Work instructions: Reproduce the material in full, exactly as written.

Supplied data:

* START *

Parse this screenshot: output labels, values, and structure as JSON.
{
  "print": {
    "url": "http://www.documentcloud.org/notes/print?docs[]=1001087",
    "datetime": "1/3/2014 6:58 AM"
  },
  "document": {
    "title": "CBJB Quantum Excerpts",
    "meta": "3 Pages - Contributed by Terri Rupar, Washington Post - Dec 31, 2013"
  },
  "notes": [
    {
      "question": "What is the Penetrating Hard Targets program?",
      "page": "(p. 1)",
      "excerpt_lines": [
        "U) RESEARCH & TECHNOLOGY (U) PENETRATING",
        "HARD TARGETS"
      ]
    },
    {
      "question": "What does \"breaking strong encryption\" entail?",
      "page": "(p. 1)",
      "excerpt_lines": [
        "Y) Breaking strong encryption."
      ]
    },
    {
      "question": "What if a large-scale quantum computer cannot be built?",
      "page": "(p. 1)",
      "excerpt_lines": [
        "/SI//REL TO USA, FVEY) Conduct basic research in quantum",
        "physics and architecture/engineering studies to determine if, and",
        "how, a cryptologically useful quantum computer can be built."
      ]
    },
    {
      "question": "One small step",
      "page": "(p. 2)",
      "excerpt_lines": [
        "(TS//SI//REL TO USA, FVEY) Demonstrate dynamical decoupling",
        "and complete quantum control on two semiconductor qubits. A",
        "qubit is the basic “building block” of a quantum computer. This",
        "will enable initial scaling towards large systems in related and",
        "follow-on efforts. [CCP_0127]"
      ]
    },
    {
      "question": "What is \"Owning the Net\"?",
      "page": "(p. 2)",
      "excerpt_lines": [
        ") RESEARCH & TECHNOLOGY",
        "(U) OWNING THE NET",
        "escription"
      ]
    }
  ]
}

* END *

Expected answer:
Parse this screenshot: output labels, values, and structure as JSON.
{
  "print": {
    "url": "http://www.documentcloud.org/notes/print?docs[]=1001087",
    "datetime": "1/3/2014 6:58 AM"
  },
  "document": {
    "title": "CBJB Quantum Excerpts",
    "meta": "3 Pages - Contributed by Terri Rupar, Washington Post - Dec 31, 2013"
  },
  "notes": [
    {
      "question": "What is the Penetrating Hard Targets program?",
      "page": "(p. 1)",
      "excerpt_lines": [
        "U) RESEARCH & TECHNOLOGY (U) PENETRATING",
        "HARD TARGETS"
      ]
    },
    {
      "question": "What does \"breaking strong encryption\" entail?",
      "page": "(p. 1)",
      "excerpt_lines": [
        "Y) Breaking strong encryption."
      ]
    },
    {
      "question": "What if a large-scale quantum computer cannot be built?",
      "page": "(p. 1)",
      "excerpt_lines": [
        "/SI//REL TO USA, FVEY) Conduct basic research in quantum",
        "physics and architecture/engineering studies to determine if, and",
        "how, a cryptologically useful quantum computer can be built."
      ]
    },
    {
      "question": "One small step",
      "page": "(p. 2)",
      "excerpt_lines": [
        "(TS//SI//REL TO USA, FVEY) Demonstrate dynamical decoupling",
        "and complete quantum control on two semiconductor qubits. A",
        "qubit is the basic “building block” of a quantum computer. This",
        "will enable initial scaling towards large systems in related and",
        "follow-on efforts. [CCP_0127]"
      ]
    },
    {
      "question": "What is \"Owning the Net\"?",
      "page": "(p. 2)",
      "excerpt_lines": [
        ") RESEARCH & TECHNOLOGY",
        "(U) OWNING THE NET",
        "escription"
      ]
    }
  ]
}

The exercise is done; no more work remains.